• _Task_: Copy the data exactly; pictures stay out of the copy.

Dataset entries
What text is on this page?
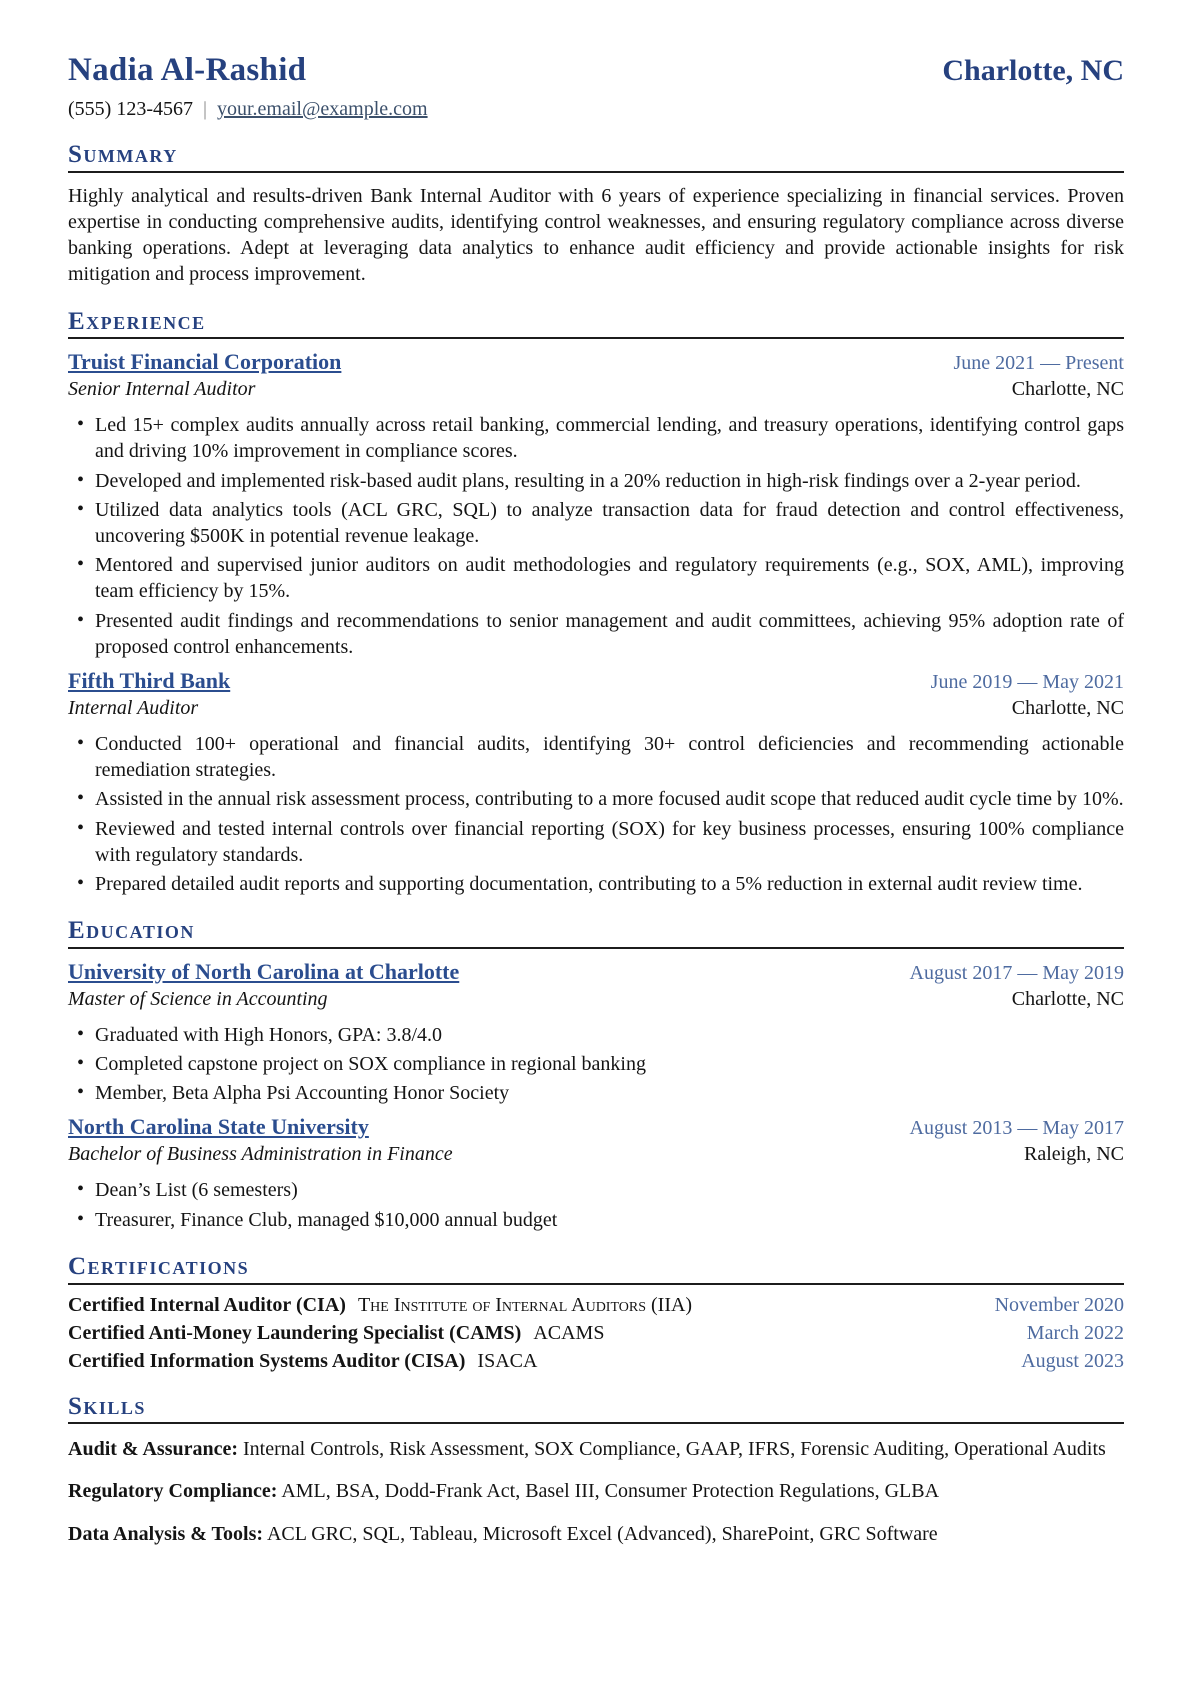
Nadia Al-Rashid	Charlotte, NC
(555) 123-4567 | your.email@example.com
Summary

Highly analytical and results-driven Bank Internal Auditor with 6 years of experience specializing in financial services. Proven expertise in conducting comprehensive audits, identifying control weaknesses, and ensuring regulatory compliance across diverse banking operations. Adept at leveraging data analytics to enhance audit efficiency and provide actionable insights for risk mitigation and process improvement.

Experience
Truist Financial Corporation	June 2021 — Present
Senior Internal Auditor	Charlotte, NC
• Led 15+ complex audits annually across retail banking, commercial lending, and treasury operations, identifying control gaps and driving 10% improvement in compliance scores.
• Developed and implemented risk-based audit plans, resulting in a 20% reduction in high-risk findings over a 2-year period.
• Utilized data analytics tools (ACL GRC, SQL) to analyze transaction data for fraud detection and control effectiveness, uncovering $500K in potential revenue leakage.
• Mentored and supervised junior auditors on audit methodologies and regulatory requirements (e.g., SOX, AML), improving team efficiency by 15%.
• Presented audit findings and recommendations to senior management and audit committees, achieving 95% adoption rate of proposed control enhancements.
Fifth Third Bank	June 2019 — May 2021
Internal Auditor	Charlotte, NC
• Conducted 100+ operational and financial audits, identifying 30+ control deficiencies and recommending actionable remediation strategies.
• Assisted in the annual risk assessment process, contributing to a more focused audit scope that reduced audit cycle time by 10%.
• Reviewed and tested internal controls over financial reporting (SOX) for key business processes, ensuring 100% compliance with regulatory standards.
• Prepared detailed audit reports and supporting documentation, contributing to a 5% reduction in external audit review time.
Education
University of North Carolina at Charlotte	August 2017 — May 2019
Master of Science in Accounting	Charlotte, NC
• Graduated with High Honors, GPA: 3.8/4.0
• Completed capstone project on SOX compliance in regional banking
• Member, Beta Alpha Psi Accounting Honor Society
North Carolina State University	August 2013 — May 2017
Bachelor of Business Administration in Finance	Raleigh, NC
• Dean’s List (6 semesters)
• Treasurer, Finance Club, managed $10,000 annual budget
Certifications
Certified Internal Auditor (CIA) The Institute of Internal Auditors (IIA)	November 2020
Certified Anti-Money Laundering Specialist (CAMS) ACAMS	March 2022
Certified Information Systems Auditor (CISA) ISACA	August 2023
Skills

Audit & Assurance: Internal Controls, Risk Assessment, SOX Compliance, GAAP, IFRS, Forensic Auditing, Operational Audits

Regulatory Compliance: AML, BSA, Dodd-Frank Act, Basel III, Consumer Protection Regulations, GLBA

Data Analysis & Tools: ACL GRC, SQL, Tableau, Microsoft Excel (Advanced), SharePoint, GRC Software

• _Reply_:
What text is on this page?
Nadia Al-Rashid	Charlotte, NC
(555) 123-4567 | your.email@example.com
Summary

Highly analytical and results-driven Bank Internal Auditor with 6 years of experience specializing in financial services. Proven expertise in conducting comprehensive audits, identifying control weaknesses, and ensuring regulatory compliance across diverse banking operations. Adept at leveraging data analytics to enhance audit efficiency and provide actionable insights for risk mitigation and process improvement.

Experience
Truist Financial Corporation	June 2021 — Present
Senior Internal Auditor	Charlotte, NC
• Led 15+ complex audits annually across retail banking, commercial lending, and treasury operations, identifying control gaps and driving 10% improvement in compliance scores.
• Developed and implemented risk-based audit plans, resulting in a 20% reduction in high-risk findings over a 2-year period.
• Utilized data analytics tools (ACL GRC, SQL) to analyze transaction data for fraud detection and control effectiveness, uncovering $500K in potential revenue leakage.
• Mentored and supervised junior auditors on audit methodologies and regulatory requirements (e.g., SOX, AML), improving team efficiency by 15%.
• Presented audit findings and recommendations to senior management and audit committees, achieving 95% adoption rate of proposed control enhancements.
Fifth Third Bank	June 2019 — May 2021
Internal Auditor	Charlotte, NC
• Conducted 100+ operational and financial audits, identifying 30+ control deficiencies and recommending actionable remediation strategies.
• Assisted in the annual risk assessment process, contributing to a more focused audit scope that reduced audit cycle time by 10%.
• Reviewed and tested internal controls over financial reporting (SOX) for key business processes, ensuring 100% compliance with regulatory standards.
• Prepared detailed audit reports and supporting documentation, contributing to a 5% reduction in external audit review time.
Education
University of North Carolina at Charlotte	August 2017 — May 2019
Master of Science in Accounting	Charlotte, NC
• Graduated with High Honors, GPA: 3.8/4.0
• Completed capstone project on SOX compliance in regional banking
• Member, Beta Alpha Psi Accounting Honor Society
North Carolina State University	August 2013 — May 2017
Bachelor of Business Administration in Finance	Raleigh, NC
• Dean’s List (6 semesters)
• Treasurer, Finance Club, managed $10,000 annual budget
Certifications
Certified Internal Auditor (CIA) The Institute of Internal Auditors (IIA)	November 2020
Certified Anti-Money Laundering Specialist (CAMS) ACAMS	March 2022
Certified Information Systems Auditor (CISA) ISACA	August 2023
Skills

Audit & Assurance: Internal Controls, Risk Assessment, SOX Compliance, GAAP, IFRS, Forensic Auditing, Operational Audits

Regulatory Compliance: AML, BSA, Dodd-Frank Act, Basel III, Consumer Protection Regulations, GLBA

Data Analysis & Tools: ACL GRC, SQL, Tableau, Microsoft Excel (Advanced), SharePoint, GRC Software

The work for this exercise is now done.